### FRAGMENTO PROPORCIONADO
Para explicar la respuesta, debemos dar un rodeo pasando por otro problema acerca de la
15
adopción de fines morales. Kant sostiene que los deberes de virtud son todos de obligación
amplia, no exigen actos definidos con los que simplemente se pueda cumplir (PMDV
390).25 El deber de proponer un fin moral es un fin de obligación amplia porque es un deber
imperfecto; la ley no dice exactamente qué o cuánto deberíamos hacer para promover el fin.
Pero, ¿qué sucede con el deber de adoptar un fin moral? Kant piensa que adoptar un fin es
necesariamente un acto libre, pues, según él:
Otro puede coaccionarme sin duda a hacer algo que no es un fin mío (sino un medio
para un fin de otro), pero no puede coaccionarme a que lo convierta en un fin mío y,
ciertamente, yo no puedo tener ningún fin sin hacerlo mío. (PMDV 381-382)
Hacer algo nuestro fin es un tipo de acción interna, y son estas acciones internas las que
ordena el principio supremo de la doctrina de la virtud. El deber de adoptar estos fines (y
así también el deber de no obrar en contra de ellos) es un deber perfecto. La ley sí dice
exactamente qué tenemos que hacer; así, ¿por qué considera Kant que tales deberes crean
sólo obligaciones amplias con las que puede no cumplirse?
Una de las cosas que esperamos de una persona que tiene un fin es que note hechos
que están asociados con tal fin de algún modo, y se le ocurrirán cosas que tengan que ver
con la promoción del fin. Esto es algo general acerca de los fines, y no se aplica solamente
a los fines morales. Para entender esto, imaginemos que afirmo que soy la amiga de
Charlotte, y que su felicidad es uno de mis fines; pero imaginemos también que casi nunca
o nunca se me ocurre hacer nada específico para que Charlotte se ponga feliz. Cuando veo
en un aparador algo que sé que le gustaría, no pienso “ahí hay algo que a Charlotte
realmente le gustaría”, y me meto a comprarlo. Cuando miro el calendario el día que parece
ser su cumpleaños, no se me ocurre que sea su cumpleaños, y que debería llamarla por
teléfono. Cuando oigo de alguna catástrofe ocurrida en el barrio donde vive, no me pienso
acerca de si pudo haberle pasado algo o si necesita algo. Estas cosas simplemente no me
vienen a la cabeza. En estas circunstancias, seguramente Charlotte tendría derecho a
quejarse de que no hay ningún sentido real en el que yo tenga su felicidad como mi fin.26
No sería pertinente que respondiera que no tengo control directo sobre lo que se me ocurre.
######
### INFORMACIÓN PROPORCIONADA
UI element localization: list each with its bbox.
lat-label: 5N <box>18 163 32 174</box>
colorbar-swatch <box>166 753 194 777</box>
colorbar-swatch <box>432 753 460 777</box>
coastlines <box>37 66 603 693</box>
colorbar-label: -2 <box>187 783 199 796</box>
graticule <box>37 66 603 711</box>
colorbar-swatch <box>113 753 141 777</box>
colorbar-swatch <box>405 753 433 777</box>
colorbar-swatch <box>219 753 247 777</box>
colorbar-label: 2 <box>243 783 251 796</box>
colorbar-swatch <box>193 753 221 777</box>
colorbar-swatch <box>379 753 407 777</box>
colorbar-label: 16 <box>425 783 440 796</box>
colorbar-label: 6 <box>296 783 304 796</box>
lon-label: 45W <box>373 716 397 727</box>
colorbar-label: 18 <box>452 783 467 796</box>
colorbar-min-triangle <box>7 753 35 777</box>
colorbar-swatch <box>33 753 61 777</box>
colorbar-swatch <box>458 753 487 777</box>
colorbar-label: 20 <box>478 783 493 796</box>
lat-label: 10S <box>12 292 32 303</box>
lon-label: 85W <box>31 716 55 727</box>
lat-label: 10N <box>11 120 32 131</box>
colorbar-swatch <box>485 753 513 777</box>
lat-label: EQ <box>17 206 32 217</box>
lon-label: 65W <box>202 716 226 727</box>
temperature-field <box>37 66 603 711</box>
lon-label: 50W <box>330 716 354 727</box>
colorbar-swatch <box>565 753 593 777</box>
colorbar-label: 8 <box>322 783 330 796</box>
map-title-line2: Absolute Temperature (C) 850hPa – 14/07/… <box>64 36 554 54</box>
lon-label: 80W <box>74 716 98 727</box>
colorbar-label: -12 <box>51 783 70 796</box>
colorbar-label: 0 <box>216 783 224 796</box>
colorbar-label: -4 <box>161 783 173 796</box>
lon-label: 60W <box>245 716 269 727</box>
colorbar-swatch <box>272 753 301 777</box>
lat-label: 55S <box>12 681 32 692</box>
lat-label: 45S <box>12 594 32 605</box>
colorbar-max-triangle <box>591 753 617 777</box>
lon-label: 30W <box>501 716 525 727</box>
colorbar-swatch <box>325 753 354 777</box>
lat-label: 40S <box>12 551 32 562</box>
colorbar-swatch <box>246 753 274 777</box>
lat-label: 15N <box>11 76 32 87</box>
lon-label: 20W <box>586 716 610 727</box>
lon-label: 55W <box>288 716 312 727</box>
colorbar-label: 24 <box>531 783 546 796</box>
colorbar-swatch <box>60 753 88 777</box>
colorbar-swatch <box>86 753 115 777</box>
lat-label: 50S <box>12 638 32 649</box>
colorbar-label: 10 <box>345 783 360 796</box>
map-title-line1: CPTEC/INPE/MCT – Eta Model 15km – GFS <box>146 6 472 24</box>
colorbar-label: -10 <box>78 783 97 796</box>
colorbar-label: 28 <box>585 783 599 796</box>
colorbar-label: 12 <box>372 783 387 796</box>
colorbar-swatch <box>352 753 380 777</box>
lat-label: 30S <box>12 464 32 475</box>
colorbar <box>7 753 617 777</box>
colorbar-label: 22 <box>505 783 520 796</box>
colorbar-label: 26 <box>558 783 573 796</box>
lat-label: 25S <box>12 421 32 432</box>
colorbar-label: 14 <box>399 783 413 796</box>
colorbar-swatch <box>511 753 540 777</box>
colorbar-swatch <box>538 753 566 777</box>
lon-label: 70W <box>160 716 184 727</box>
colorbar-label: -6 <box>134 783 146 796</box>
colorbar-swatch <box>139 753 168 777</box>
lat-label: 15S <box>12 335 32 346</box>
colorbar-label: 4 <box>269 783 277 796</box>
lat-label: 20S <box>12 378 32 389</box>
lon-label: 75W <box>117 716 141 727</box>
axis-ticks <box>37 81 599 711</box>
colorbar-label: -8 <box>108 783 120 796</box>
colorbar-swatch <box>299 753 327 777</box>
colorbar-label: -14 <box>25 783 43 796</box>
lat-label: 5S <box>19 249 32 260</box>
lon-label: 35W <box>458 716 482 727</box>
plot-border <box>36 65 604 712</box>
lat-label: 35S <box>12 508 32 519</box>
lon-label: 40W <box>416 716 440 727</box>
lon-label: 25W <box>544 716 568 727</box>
######
COMPRUEBA TU COMPRENSIÓN:
A. Resume el fragmento en dos oraciones.
B. Según el fragmento, ¿por qué el deber de proponer un fin moral es de obligación amplia?
C. Extrae del fragmento, sin ningún cambio, el pasaje que empieza en las palabras "Para explicar la" y termina tras "mío. (PMDV 381-382)".
El listado no hace falta para resolver nada.

SOLUCIONES PROPUESTAS:
A. Kant sostiene que los deberes de virtud son de obligación amplia, aunque el deber de adoptar un fin moral es un deber perfecto, pues hacer algo nuestro fin es una acción interna y libre a la que nadie puede coaccionarnos. Ante la pregunta de por qué tales deberes crean solo obligaciones amplias, el fragmento señala que de quien tiene un fin se espera que note hechos asociados con él y se le ocurran formas de promoverlo, y lo ilustra con quien dice tener como fin la felicidad de Charlotte pero nunca piensa en hacer nada por ella.

B. Porque es un deber imperfecto: la ley no dice exactamente qué o cuánto deberíamos hacer para promover el fin.

C.
Para explicar la respuesta, debemos dar un rodeo pasando por otro problema acerca de la
15
adopción de fines morales. Kant sostiene que los deberes de virtud son todos de obligación
amplia, no exigen actos definidos con los que simplemente se pueda cumplir (PMDV
390).25 El deber de proponer un fin moral es un fin de obligación amplia porque es un deber
imperfecto; la ley no dice exactamente qué o cuánto deberíamos hacer para promover el fin.
Pero, ¿qué sucede con el deber de adoptar un fin moral? Kant piensa que adoptar un fin es
necesariamente un acto libre, pues, según él:
Otro puede coaccionarme sin duda a hacer algo que no es un fin mío (sino un medio
para un fin de otro), pero no puede coaccionarme a que lo convierta en un fin mío y,
ciertamente, yo no puedo tener ningún fin sin hacerlo mío. (PMDV 381-382)